WHAT IS BEING ASKED: Your task is to extract every entry that follows word for word while excluding the pictures.

━━━━━ THE RECORDS

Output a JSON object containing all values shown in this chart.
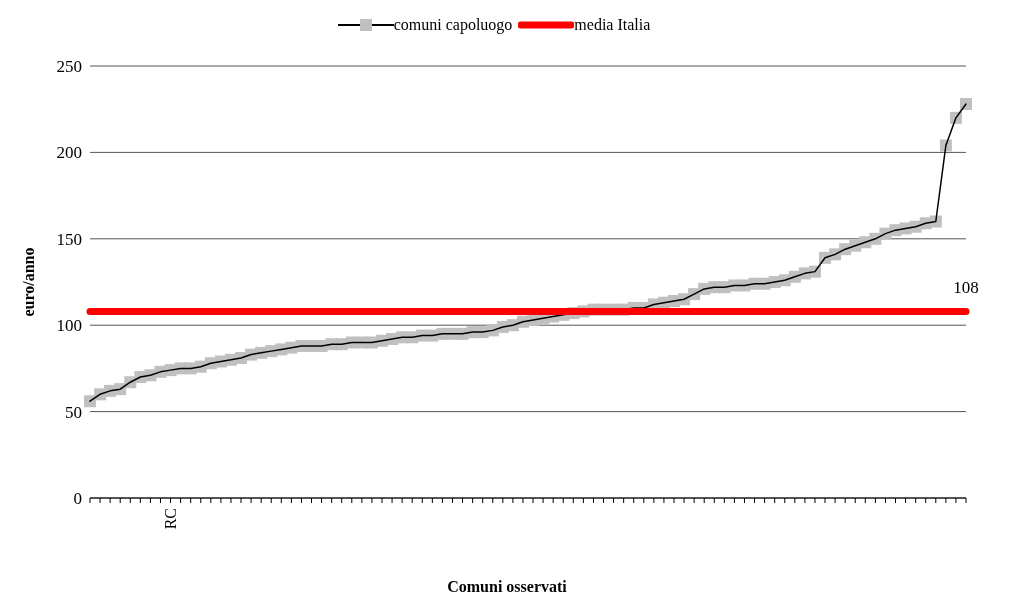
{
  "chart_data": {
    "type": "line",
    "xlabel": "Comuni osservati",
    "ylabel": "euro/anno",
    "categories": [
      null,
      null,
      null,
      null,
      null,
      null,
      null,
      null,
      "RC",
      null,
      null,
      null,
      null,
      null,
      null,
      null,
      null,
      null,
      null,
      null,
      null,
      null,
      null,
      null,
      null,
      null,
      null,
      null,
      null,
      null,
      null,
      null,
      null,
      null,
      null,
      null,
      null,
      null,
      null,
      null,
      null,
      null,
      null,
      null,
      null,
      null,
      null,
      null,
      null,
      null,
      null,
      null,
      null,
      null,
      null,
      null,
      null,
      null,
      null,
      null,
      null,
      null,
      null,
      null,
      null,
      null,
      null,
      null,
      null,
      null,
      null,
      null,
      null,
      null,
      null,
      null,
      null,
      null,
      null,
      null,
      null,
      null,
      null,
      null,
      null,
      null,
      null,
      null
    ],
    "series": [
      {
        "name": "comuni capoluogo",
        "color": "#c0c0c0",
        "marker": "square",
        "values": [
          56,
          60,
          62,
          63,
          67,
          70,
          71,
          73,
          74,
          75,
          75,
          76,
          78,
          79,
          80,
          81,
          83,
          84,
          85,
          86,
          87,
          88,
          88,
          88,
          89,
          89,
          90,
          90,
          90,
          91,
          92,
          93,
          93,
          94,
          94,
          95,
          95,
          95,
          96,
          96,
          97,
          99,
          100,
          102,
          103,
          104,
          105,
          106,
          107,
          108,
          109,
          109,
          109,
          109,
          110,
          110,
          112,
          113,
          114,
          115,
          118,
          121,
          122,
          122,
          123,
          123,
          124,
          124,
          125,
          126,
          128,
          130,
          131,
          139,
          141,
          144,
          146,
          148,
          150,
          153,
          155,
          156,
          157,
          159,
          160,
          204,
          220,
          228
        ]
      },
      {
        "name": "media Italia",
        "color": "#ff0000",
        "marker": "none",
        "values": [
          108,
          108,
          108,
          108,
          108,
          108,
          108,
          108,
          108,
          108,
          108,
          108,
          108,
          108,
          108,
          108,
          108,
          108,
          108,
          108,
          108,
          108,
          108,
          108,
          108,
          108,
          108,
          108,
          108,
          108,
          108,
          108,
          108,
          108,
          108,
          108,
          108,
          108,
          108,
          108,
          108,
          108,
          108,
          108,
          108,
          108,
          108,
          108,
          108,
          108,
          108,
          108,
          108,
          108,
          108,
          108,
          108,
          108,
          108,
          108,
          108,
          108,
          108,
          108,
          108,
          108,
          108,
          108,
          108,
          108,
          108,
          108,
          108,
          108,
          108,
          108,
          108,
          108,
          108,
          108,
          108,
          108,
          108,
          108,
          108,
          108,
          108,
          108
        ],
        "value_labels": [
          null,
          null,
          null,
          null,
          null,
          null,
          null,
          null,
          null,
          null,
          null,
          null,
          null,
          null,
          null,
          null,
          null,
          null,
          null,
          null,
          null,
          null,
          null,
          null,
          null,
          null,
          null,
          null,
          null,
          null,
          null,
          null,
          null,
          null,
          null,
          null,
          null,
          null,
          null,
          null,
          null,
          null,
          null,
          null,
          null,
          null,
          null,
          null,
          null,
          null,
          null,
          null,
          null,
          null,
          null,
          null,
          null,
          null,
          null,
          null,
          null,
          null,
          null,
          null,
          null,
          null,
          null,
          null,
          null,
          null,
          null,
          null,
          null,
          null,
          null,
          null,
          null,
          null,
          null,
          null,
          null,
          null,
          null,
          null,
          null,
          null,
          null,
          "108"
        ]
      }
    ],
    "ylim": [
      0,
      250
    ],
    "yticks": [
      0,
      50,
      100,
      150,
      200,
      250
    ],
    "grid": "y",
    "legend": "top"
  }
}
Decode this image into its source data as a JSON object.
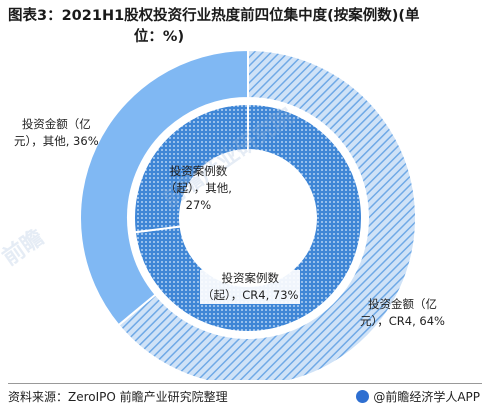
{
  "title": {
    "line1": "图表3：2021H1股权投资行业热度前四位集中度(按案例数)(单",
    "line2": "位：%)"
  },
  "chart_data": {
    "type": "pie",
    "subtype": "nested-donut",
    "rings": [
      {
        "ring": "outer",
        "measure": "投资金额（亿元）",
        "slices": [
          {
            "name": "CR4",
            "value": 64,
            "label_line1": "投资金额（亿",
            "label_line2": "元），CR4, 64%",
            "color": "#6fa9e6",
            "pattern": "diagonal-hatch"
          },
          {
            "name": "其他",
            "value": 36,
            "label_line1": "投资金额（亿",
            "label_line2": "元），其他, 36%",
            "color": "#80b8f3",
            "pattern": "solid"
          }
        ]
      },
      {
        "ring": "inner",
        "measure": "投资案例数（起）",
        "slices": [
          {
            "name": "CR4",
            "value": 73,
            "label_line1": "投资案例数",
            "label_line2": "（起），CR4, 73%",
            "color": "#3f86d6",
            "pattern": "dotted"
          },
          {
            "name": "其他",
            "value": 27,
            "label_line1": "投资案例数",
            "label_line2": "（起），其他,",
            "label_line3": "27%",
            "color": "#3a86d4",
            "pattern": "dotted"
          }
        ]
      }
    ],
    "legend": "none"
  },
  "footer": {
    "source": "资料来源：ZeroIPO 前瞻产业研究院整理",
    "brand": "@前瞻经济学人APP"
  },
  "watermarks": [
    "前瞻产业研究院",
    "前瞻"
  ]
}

━━━━━━━━━━

THE OUTPUT:
Output a JSON object containing all values shown in this chart.
{
  "chart_data": {
    "type": "line",
    "xlabel": "Comuni osservati",
    "ylabel": "euro/anno",
    "categories": [
      null,
      null,
      null,
      null,
      null,
      null,
      null,
      null,
      "RC",
      null,
      null,
      null,
      null,
      null,
      null,
      null,
      null,
      null,
      null,
      null,
      null,
      null,
      null,
      null,
      null,
      null,
      null,
      null,
      null,
      null,
      null,
      null,
      null,
      null,
      null,
      null,
      null,
      null,
      null,
      null,
      null,
      null,
      null,
      null,
      null,
      null,
      null,
      null,
      null,
      null,
      null,
      null,
      null,
      null,
      null,
      null,
      null,
      null,
      null,
      null,
      null,
      null,
      null,
      null,
      null,
      null,
      null,
      null,
      null,
      null,
      null,
      null,
      null,
      null,
      null,
      null,
      null,
      null,
      null,
      null,
      null,
      null,
      null,
      null,
      null,
      null,
      null,
      null
    ],
    "series": [
      {
        "name": "comuni capoluogo",
        "color": "#c0c0c0",
        "marker": "square",
        "values": [
          56,
          60,
          62,
          63,
          67,
          70,
          71,
          73,
          74,
          75,
          75,
          76,
          78,
          79,
          80,
          81,
          83,
          84,
          85,
          86,
          87,
          88,
          88,
          88,
          89,
          89,
          90,
          90,
          90,
          91,
          92,
          93,
          93,
          94,
          94,
          95,
          95,
          95,
          96,
          96,
          97,
          99,
          100,
          102,
          103,
          104,
          105,
          106,
          107,
          108,
          109,
          109,
          109,
          109,
          110,
          110,
          112,
          113,
          114,
          115,
          118,
          121,
          122,
          122,
          123,
          123,
          124,
          124,
          125,
          126,
          128,
          130,
          131,
          139,
          141,
          144,
          146,
          148,
          150,
          153,
          155,
          156,
          157,
          159,
          160,
          204,
          220,
          228
        ]
      },
      {
        "name": "media Italia",
        "color": "#ff0000",
        "marker": "none",
        "values": [
          108,
          108,
          108,
          108,
          108,
          108,
          108,
          108,
          108,
          108,
          108,
          108,
          108,
          108,
          108,
          108,
          108,
          108,
          108,
          108,
          108,
          108,
          108,
          108,
          108,
          108,
          108,
          108,
          108,
          108,
          108,
          108,
          108,
          108,
          108,
          108,
          108,
          108,
          108,
          108,
          108,
          108,
          108,
          108,
          108,
          108,
          108,
          108,
          108,
          108,
          108,
          108,
          108,
          108,
          108,
          108,
          108,
          108,
          108,
          108,
          108,
          108,
          108,
          108,
          108,
          108,
          108,
          108,
          108,
          108,
          108,
          108,
          108,
          108,
          108,
          108,
          108,
          108,
          108,
          108,
          108,
          108,
          108,
          108,
          108,
          108,
          108,
          108
        ],
        "value_labels": [
          null,
          null,
          null,
          null,
          null,
          null,
          null,
          null,
          null,
          null,
          null,
          null,
          null,
          null,
          null,
          null,
          null,
          null,
          null,
          null,
          null,
          null,
          null,
          null,
          null,
          null,
          null,
          null,
          null,
          null,
          null,
          null,
          null,
          null,
          null,
          null,
          null,
          null,
          null,
          null,
          null,
          null,
          null,
          null,
          null,
          null,
          null,
          null,
          null,
          null,
          null,
          null,
          null,
          null,
          null,
          null,
          null,
          null,
          null,
          null,
          null,
          null,
          null,
          null,
          null,
          null,
          null,
          null,
          null,
          null,
          null,
          null,
          null,
          null,
          null,
          null,
          null,
          null,
          null,
          null,
          null,
          null,
          null,
          null,
          null,
          null,
          null,
          "108"
        ]
      }
    ],
    "ylim": [
      0,
      250
    ],
    "yticks": [
      0,
      50,
      100,
      150,
      200,
      250
    ],
    "grid": "y",
    "legend": "top"
  }
}
Decode this image into its source data as a JSON object.
{
  "title": {
    "line1": "图表3：2021H1股权投资行业热度前四位集中度(按案例数)(单",
    "line2": "位：%)"
  },
  "chart_data": {
    "type": "pie",
    "subtype": "nested-donut",
    "rings": [
      {
        "ring": "outer",
        "measure": "投资金额（亿元）",
        "slices": [
          {
            "name": "CR4",
            "value": 64,
            "label_line1": "投资金额（亿",
            "label_line2": "元），CR4, 64%",
            "color": "#6fa9e6",
            "pattern": "diagonal-hatch"
          },
          {
            "name": "其他",
            "value": 36,
            "label_line1": "投资金额（亿",
            "label_line2": "元），其他, 36%",
            "color": "#80b8f3",
            "pattern": "solid"
          }
        ]
      },
      {
        "ring": "inner",
        "measure": "投资案例数（起）",
        "slices": [
          {
            "name": "CR4",
            "value": 73,
            "label_line1": "投资案例数",
            "label_line2": "（起），CR4, 73%",
            "color": "#3f86d6",
            "pattern": "dotted"
          },
          {
            "name": "其他",
            "value": 27,
            "label_line1": "投资案例数",
            "label_line2": "（起），其他,",
            "label_line3": "27%",
            "color": "#3a86d4",
            "pattern": "dotted"
          }
        ]
      }
    ],
    "legend": "none"
  },
  "footer": {
    "source": "资料来源：ZeroIPO 前瞻产业研究院整理",
    "brand": "@前瞻经济学人APP"
  },
  "watermarks": [
    "前瞻产业研究院",
    "前瞻"
  ]
}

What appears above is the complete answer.